>> START Data listing

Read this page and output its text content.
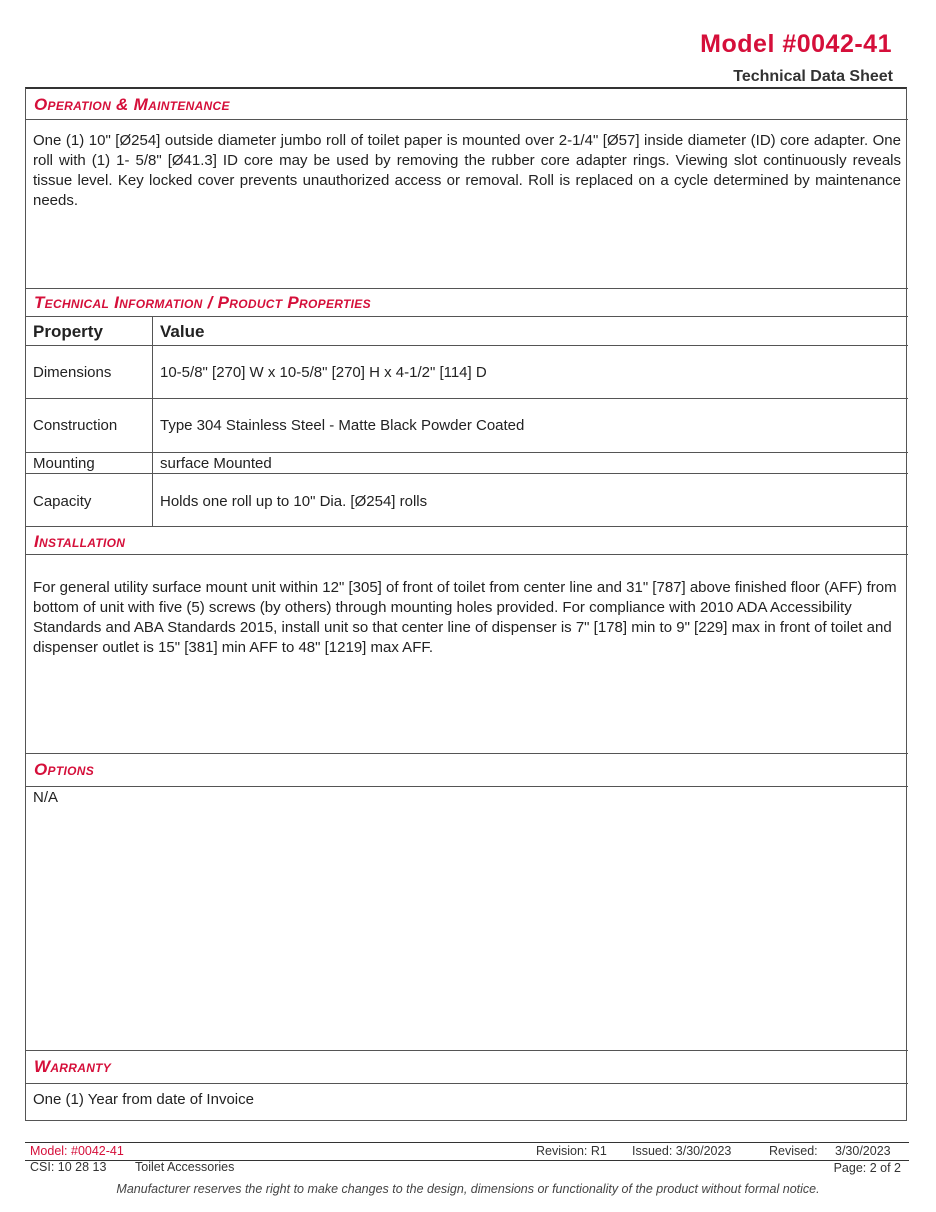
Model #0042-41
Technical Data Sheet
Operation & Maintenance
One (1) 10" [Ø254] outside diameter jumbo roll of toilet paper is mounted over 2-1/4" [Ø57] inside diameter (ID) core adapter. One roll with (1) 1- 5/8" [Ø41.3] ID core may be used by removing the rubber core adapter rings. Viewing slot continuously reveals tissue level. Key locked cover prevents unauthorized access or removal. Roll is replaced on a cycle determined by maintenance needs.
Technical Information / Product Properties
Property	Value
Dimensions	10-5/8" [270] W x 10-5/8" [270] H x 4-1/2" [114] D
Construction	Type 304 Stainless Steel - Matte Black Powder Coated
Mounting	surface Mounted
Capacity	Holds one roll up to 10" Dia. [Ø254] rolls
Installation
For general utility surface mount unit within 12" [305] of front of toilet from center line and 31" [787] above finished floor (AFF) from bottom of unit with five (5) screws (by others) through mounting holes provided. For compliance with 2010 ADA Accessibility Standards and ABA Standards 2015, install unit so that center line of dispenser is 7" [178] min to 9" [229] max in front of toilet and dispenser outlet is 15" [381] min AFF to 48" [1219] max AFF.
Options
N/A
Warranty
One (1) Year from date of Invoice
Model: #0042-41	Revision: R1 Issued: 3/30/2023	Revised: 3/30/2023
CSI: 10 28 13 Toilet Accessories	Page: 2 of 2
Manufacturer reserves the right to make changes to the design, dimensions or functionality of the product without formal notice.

>> END Data listing

Task prompt:
Repeat the data exactly, dropping every picture it holds.

Answer to the exercise:
Read this page and output its text content.
Model #0042-41
Technical Data Sheet
Operation & Maintenance
One (1) 10" [Ø254] outside diameter jumbo roll of toilet paper is mounted over 2-1/4" [Ø57] inside diameter (ID) core adapter. One roll with (1) 1- 5/8" [Ø41.3] ID core may be used by removing the rubber core adapter rings. Viewing slot continuously reveals tissue level. Key locked cover prevents unauthorized access or removal. Roll is replaced on a cycle determined by maintenance needs.
Technical Information / Product Properties
Property	Value
Dimensions	10-5/8" [270] W x 10-5/8" [270] H x 4-1/2" [114] D
Construction	Type 304 Stainless Steel - Matte Black Powder Coated
Mounting	surface Mounted
Capacity	Holds one roll up to 10" Dia. [Ø254] rolls
Installation
For general utility surface mount unit within 12" [305] of front of toilet from center line and 31" [787] above finished floor (AFF) from bottom of unit with five (5) screws (by others) through mounting holes provided. For compliance with 2010 ADA Accessibility Standards and ABA Standards 2015, install unit so that center line of dispenser is 7" [178] min to 9" [229] max in front of toilet and dispenser outlet is 15" [381] min AFF to 48" [1219] max AFF.
Options
N/A
Warranty
One (1) Year from date of Invoice
Model: #0042-41	Revision: R1 Issued: 3/30/2023	Revised: 3/30/2023
CSI: 10 28 13 Toilet Accessories	Page: 2 of 2
Manufacturer reserves the right to make changes to the design, dimensions or functionality of the product without formal notice.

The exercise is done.